● Goal:
Check every line for the word "effect" and state how many lines have it. Reply with the number alone.

•••••

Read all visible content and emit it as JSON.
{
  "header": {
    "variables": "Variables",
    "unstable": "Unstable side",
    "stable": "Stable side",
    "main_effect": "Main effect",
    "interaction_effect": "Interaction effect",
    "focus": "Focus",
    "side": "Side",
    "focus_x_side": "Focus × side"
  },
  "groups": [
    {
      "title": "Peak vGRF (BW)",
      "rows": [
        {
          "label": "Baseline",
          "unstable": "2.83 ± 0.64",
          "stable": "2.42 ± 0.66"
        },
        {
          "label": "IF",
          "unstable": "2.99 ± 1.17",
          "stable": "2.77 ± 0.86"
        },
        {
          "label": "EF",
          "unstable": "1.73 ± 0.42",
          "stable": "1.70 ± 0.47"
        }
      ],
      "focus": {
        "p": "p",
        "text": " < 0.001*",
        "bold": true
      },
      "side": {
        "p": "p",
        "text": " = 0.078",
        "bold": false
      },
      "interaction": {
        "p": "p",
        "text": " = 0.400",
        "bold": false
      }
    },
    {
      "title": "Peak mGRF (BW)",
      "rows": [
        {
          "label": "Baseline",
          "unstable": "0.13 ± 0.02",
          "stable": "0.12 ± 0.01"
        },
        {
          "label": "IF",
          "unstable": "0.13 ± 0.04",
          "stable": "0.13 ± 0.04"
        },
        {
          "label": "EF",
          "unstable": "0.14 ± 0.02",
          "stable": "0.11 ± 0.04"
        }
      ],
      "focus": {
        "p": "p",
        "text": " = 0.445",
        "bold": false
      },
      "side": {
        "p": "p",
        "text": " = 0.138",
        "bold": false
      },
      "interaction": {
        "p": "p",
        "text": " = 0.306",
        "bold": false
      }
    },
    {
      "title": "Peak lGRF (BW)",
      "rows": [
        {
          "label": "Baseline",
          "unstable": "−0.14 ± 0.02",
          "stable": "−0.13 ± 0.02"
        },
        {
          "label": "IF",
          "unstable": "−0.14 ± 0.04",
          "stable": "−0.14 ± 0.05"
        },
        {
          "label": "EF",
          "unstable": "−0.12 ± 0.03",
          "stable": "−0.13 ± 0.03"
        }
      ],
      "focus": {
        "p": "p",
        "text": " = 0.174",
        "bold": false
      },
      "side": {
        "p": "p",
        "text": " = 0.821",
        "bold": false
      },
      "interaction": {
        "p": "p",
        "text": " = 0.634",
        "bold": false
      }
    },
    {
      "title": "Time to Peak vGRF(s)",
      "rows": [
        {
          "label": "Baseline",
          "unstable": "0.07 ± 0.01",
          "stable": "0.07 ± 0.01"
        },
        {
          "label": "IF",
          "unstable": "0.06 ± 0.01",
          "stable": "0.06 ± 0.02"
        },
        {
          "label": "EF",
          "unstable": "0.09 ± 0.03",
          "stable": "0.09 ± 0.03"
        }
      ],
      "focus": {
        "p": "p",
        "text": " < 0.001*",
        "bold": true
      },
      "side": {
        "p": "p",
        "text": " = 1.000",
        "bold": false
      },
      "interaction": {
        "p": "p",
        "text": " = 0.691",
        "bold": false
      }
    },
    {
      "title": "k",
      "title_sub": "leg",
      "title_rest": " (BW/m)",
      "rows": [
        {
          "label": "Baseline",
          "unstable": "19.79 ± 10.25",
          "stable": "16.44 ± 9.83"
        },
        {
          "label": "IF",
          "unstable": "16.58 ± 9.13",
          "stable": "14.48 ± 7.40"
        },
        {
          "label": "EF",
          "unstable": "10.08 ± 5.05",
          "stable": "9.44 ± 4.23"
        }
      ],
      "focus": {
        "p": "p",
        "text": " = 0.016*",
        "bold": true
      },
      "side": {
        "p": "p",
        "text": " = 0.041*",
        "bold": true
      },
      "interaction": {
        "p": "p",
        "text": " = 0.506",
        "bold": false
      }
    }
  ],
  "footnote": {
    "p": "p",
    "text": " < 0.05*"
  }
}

•••••

● Result of this task:
2